_Exercise data_

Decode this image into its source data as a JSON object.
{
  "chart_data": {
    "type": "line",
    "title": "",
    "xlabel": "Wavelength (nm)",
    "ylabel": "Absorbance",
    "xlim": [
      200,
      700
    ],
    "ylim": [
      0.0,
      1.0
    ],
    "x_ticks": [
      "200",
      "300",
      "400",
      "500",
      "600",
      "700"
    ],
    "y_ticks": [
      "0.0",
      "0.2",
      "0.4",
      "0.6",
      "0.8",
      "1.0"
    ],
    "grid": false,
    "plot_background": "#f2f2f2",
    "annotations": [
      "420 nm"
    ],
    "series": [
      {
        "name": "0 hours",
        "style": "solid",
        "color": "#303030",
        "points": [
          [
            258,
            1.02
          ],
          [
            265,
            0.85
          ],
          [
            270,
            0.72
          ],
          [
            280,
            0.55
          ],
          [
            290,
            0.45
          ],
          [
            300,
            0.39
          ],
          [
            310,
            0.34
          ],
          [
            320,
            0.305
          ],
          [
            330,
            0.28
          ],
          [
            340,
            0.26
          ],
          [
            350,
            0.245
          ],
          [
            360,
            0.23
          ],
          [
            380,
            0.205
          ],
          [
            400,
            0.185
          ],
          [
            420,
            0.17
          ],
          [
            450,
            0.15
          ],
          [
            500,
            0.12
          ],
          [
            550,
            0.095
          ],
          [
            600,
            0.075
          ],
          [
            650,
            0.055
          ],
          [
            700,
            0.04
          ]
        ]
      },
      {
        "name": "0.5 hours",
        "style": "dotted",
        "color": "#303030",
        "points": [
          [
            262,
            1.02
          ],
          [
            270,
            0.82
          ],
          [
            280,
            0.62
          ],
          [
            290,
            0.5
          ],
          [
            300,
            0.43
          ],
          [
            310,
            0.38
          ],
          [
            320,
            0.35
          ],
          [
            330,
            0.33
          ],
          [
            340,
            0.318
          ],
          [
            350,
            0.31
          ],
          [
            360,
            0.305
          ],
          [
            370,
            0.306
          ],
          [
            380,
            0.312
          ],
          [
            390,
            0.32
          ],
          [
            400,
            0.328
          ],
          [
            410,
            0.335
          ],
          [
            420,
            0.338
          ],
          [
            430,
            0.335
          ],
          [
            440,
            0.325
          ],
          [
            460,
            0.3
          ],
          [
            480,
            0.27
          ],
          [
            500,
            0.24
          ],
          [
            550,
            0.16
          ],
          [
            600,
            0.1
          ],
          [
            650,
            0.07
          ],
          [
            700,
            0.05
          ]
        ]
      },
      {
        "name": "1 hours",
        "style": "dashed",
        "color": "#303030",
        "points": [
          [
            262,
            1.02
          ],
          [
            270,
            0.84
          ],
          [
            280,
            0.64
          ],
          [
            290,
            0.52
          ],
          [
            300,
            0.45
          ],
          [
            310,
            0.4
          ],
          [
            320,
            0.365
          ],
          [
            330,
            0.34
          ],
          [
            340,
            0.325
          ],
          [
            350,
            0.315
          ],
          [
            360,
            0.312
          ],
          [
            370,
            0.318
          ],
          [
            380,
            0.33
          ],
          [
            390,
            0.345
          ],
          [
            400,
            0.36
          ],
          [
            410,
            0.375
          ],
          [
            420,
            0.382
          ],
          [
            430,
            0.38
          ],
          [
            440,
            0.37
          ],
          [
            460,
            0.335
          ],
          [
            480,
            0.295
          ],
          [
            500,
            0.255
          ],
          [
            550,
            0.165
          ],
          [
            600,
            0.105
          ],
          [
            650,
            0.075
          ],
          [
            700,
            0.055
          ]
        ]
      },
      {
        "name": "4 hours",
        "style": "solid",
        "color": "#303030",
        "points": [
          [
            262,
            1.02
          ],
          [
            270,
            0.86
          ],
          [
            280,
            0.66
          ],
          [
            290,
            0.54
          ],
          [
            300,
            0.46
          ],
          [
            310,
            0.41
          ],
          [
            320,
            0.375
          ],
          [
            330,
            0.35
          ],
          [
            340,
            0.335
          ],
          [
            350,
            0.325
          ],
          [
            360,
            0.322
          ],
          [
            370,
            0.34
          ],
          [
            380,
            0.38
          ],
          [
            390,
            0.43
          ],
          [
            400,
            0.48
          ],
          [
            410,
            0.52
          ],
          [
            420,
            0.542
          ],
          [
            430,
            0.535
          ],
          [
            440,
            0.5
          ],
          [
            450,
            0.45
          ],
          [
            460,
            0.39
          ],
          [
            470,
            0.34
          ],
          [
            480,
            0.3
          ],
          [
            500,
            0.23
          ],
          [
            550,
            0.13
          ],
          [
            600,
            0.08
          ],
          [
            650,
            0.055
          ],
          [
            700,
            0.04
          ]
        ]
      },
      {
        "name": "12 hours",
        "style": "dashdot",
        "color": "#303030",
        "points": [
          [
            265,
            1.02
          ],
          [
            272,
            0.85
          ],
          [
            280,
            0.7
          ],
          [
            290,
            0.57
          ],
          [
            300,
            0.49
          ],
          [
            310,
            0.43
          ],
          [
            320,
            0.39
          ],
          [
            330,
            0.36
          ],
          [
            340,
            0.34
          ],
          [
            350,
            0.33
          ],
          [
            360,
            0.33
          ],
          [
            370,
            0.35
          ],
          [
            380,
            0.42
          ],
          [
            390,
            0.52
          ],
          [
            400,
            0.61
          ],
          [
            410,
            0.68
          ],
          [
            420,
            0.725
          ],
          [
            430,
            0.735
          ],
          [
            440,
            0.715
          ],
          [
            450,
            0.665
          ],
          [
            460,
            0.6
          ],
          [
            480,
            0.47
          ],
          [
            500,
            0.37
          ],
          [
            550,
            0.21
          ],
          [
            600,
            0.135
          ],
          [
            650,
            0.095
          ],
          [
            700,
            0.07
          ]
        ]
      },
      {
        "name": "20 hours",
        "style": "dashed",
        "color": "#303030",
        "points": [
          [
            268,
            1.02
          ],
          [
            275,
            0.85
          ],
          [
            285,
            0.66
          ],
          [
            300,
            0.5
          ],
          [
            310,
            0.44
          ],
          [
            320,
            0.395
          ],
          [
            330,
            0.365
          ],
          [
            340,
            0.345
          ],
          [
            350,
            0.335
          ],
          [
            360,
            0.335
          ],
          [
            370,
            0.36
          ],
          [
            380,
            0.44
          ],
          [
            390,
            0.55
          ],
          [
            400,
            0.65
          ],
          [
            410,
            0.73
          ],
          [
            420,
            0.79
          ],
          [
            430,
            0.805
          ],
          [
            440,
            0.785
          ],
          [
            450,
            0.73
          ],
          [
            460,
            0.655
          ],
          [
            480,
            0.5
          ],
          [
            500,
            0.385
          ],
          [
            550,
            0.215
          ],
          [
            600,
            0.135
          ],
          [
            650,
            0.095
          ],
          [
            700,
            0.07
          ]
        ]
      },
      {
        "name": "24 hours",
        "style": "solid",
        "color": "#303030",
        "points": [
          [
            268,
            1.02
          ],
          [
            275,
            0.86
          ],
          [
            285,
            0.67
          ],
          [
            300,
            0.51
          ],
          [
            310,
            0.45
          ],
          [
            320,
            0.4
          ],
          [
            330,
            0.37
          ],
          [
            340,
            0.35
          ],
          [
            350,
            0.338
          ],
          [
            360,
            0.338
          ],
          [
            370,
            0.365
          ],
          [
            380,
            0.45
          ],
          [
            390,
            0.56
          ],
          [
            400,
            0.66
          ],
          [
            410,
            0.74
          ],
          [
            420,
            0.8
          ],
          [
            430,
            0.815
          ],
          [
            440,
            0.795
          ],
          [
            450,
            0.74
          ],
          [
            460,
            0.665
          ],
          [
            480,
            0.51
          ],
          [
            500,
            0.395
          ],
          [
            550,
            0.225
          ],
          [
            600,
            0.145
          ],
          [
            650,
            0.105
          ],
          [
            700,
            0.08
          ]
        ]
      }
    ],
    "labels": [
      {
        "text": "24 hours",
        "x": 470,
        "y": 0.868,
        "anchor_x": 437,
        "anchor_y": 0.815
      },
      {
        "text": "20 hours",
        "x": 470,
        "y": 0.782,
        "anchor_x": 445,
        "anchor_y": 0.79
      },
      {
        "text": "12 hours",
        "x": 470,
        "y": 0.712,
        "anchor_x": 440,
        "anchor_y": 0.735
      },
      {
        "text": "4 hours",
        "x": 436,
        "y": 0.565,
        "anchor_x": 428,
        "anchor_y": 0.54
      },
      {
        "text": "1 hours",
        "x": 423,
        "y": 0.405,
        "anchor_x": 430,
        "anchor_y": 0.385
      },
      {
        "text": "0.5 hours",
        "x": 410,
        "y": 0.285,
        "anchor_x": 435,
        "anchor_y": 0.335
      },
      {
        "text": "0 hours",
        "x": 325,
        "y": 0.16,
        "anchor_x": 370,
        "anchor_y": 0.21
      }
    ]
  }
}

_Direction_
Work out how many lines of the data above hold the word "name", and write only the count.

_Result_
7